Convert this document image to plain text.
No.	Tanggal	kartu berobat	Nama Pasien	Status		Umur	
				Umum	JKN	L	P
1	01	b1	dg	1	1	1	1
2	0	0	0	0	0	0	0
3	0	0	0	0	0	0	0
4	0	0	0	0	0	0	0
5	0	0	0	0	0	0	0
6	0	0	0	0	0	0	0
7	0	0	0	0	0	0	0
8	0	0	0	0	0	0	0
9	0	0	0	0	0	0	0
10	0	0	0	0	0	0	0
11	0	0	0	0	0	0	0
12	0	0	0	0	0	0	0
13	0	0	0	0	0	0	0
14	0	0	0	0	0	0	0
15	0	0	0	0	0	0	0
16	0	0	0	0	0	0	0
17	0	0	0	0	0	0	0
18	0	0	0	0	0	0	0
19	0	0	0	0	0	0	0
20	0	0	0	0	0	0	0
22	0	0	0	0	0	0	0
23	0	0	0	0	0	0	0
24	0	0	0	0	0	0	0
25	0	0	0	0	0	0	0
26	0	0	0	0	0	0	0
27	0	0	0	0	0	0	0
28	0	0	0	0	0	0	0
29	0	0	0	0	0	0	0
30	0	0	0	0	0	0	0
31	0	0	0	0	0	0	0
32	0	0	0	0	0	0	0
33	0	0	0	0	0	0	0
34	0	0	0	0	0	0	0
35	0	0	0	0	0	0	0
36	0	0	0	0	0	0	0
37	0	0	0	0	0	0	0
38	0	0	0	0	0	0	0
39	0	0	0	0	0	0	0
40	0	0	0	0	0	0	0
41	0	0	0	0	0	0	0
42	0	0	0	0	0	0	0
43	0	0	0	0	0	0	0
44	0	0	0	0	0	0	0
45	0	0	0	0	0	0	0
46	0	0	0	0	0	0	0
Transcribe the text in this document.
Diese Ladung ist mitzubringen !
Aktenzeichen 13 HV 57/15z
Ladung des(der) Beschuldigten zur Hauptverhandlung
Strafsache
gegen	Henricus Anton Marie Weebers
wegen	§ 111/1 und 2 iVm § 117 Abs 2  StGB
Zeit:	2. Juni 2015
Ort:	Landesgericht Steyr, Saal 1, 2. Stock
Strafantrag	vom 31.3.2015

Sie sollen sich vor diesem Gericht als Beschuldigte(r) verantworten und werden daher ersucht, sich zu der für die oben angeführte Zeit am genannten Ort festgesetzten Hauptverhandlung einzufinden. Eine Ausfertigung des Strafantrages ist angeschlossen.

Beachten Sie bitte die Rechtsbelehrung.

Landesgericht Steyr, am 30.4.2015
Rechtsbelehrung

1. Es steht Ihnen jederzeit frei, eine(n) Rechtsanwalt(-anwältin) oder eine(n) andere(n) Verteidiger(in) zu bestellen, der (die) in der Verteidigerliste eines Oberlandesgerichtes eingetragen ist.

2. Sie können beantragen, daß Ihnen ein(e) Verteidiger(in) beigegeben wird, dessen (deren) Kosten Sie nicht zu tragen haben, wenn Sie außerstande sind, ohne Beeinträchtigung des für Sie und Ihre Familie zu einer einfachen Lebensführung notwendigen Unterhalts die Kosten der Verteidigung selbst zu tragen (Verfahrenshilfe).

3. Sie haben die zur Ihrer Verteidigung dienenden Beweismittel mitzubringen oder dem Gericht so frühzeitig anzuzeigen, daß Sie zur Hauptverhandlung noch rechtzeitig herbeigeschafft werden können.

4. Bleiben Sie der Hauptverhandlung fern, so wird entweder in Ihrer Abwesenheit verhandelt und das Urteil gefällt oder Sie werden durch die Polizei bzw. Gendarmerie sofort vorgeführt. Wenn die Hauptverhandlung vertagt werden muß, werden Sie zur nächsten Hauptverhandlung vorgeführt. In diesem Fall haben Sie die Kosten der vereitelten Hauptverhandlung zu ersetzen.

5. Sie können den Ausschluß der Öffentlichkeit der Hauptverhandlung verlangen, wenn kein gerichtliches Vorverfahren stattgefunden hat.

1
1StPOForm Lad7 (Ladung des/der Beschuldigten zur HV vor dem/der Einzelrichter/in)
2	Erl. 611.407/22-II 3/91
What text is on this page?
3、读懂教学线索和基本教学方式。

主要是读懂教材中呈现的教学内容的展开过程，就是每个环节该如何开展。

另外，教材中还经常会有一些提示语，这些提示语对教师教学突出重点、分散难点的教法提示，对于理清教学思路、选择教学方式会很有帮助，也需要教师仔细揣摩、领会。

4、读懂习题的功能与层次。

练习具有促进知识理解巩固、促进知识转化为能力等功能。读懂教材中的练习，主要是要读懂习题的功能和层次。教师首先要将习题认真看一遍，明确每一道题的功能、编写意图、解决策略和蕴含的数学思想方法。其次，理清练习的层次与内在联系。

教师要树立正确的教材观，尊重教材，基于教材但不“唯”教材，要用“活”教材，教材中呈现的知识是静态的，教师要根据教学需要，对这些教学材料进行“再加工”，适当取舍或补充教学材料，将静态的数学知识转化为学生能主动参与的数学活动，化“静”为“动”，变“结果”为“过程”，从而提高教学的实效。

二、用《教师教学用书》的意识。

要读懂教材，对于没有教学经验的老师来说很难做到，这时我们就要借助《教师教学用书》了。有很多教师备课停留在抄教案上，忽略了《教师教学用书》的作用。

====================

DIRECTIVE:
From the listing above, extract every line exactly as it stands.

WRITTEN RESPONSE:
Convert this document image to plain text.
No.	Tanggal	kartu berobat	Nama Pasien	Status		Umur	
				Umum	JKN	L	P
1	01	b1	dg	1	1	1	1
2	0	0	0	0	0	0	0
3	0	0	0	0	0	0	0
4	0	0	0	0	0	0	0
5	0	0	0	0	0	0	0
6	0	0	0	0	0	0	0
7	0	0	0	0	0	0	0
8	0	0	0	0	0	0	0
9	0	0	0	0	0	0	0
10	0	0	0	0	0	0	0
11	0	0	0	0	0	0	0
12	0	0	0	0	0	0	0
13	0	0	0	0	0	0	0
14	0	0	0	0	0	0	0
15	0	0	0	0	0	0	0
16	0	0	0	0	0	0	0
17	0	0	0	0	0	0	0
18	0	0	0	0	0	0	0
19	0	0	0	0	0	0	0
20	0	0	0	0	0	0	0
22	0	0	0	0	0	0	0
23	0	0	0	0	0	0	0
24	0	0	0	0	0	0	0
25	0	0	0	0	0	0	0
26	0	0	0	0	0	0	0
27	0	0	0	0	0	0	0
28	0	0	0	0	0	0	0
29	0	0	0	0	0	0	0
30	0	0	0	0	0	0	0
31	0	0	0	0	0	0	0
32	0	0	0	0	0	0	0
33	0	0	0	0	0	0	0
34	0	0	0	0	0	0	0
35	0	0	0	0	0	0	0
36	0	0	0	0	0	0	0
37	0	0	0	0	0	0	0
38	0	0	0	0	0	0	0
39	0	0	0	0	0	0	0
40	0	0	0	0	0	0	0
41	0	0	0	0	0	0	0
42	0	0	0	0	0	0	0
43	0	0	0	0	0	0	0
44	0	0	0	0	0	0	0
45	0	0	0	0	0	0	0
46	0	0	0	0	0	0	0
Transcribe the text in this document.
Diese Ladung ist mitzubringen !
Aktenzeichen 13 HV 57/15z
Ladung des(der) Beschuldigten zur Hauptverhandlung
Strafsache
gegen	Henricus Anton Marie Weebers
wegen	§ 111/1 und 2 iVm § 117 Abs 2  StGB
Zeit:	2. Juni 2015
Ort:	Landesgericht Steyr, Saal 1, 2. Stock
Strafantrag	vom 31.3.2015

Sie sollen sich vor diesem Gericht als Beschuldigte(r) verantworten und werden daher ersucht, sich zu der für die oben angeführte Zeit am genannten Ort festgesetzten Hauptverhandlung einzufinden. Eine Ausfertigung des Strafantrages ist angeschlossen.

Beachten Sie bitte die Rechtsbelehrung.

Landesgericht Steyr, am 30.4.2015
Rechtsbelehrung

1. Es steht Ihnen jederzeit frei, eine(n) Rechtsanwalt(-anwältin) oder eine(n) andere(n) Verteidiger(in) zu bestellen, der (die) in der Verteidigerliste eines Oberlandesgerichtes eingetragen ist.

2. Sie können beantragen, daß Ihnen ein(e) Verteidiger(in) beigegeben wird, dessen (deren) Kosten Sie nicht zu tragen haben, wenn Sie außerstande sind, ohne Beeinträchtigung des für Sie und Ihre Familie zu einer einfachen Lebensführung notwendigen Unterhalts die Kosten der Verteidigung selbst zu tragen (Verfahrenshilfe).

3. Sie haben die zur Ihrer Verteidigung dienenden Beweismittel mitzubringen oder dem Gericht so frühzeitig anzuzeigen, daß Sie zur Hauptverhandlung noch rechtzeitig herbeigeschafft werden können.

4. Bleiben Sie der Hauptverhandlung fern, so wird entweder in Ihrer Abwesenheit verhandelt und das Urteil gefällt oder Sie werden durch die Polizei bzw. Gendarmerie sofort vorgeführt. Wenn die Hauptverhandlung vertagt werden muß, werden Sie zur nächsten Hauptverhandlung vorgeführt. In diesem Fall haben Sie die Kosten der vereitelten Hauptverhandlung zu ersetzen.

5. Sie können den Ausschluß der Öffentlichkeit der Hauptverhandlung verlangen, wenn kein gerichtliches Vorverfahren stattgefunden hat.

1
1StPOForm Lad7 (Ladung des/der Beschuldigten zur HV vor dem/der Einzelrichter/in)
2	Erl. 611.407/22-II 3/91
What text is on this page?
3、读懂教学线索和基本教学方式。

主要是读懂教材中呈现的教学内容的展开过程，就是每个环节该如何开展。

另外，教材中还经常会有一些提示语，这些提示语对教师教学突出重点、分散难点的教法提示，对于理清教学思路、选择教学方式会很有帮助，也需要教师仔细揣摩、领会。

4、读懂习题的功能与层次。

练习具有促进知识理解巩固、促进知识转化为能力等功能。读懂教材中的练习，主要是要读懂习题的功能和层次。教师首先要将习题认真看一遍，明确每一道题的功能、编写意图、解决策略和蕴含的数学思想方法。其次，理清练习的层次与内在联系。

教师要树立正确的教材观，尊重教材，基于教材但不“唯”教材，要用“活”教材，教材中呈现的知识是静态的，教师要根据教学需要，对这些教学材料进行“再加工”，适当取舍或补充教学材料，将静态的数学知识转化为学生能主动参与的数学活动，化“静”为“动”，变“结果”为“过程”，从而提高教学的实效。

二、用《教师教学用书》的意识。

要读懂教材，对于没有教学经验的老师来说很难做到，这时我们就要借助《教师教学用书》了。有很多教师备课停留在抄教案上，忽略了《教师教学用书》的作用。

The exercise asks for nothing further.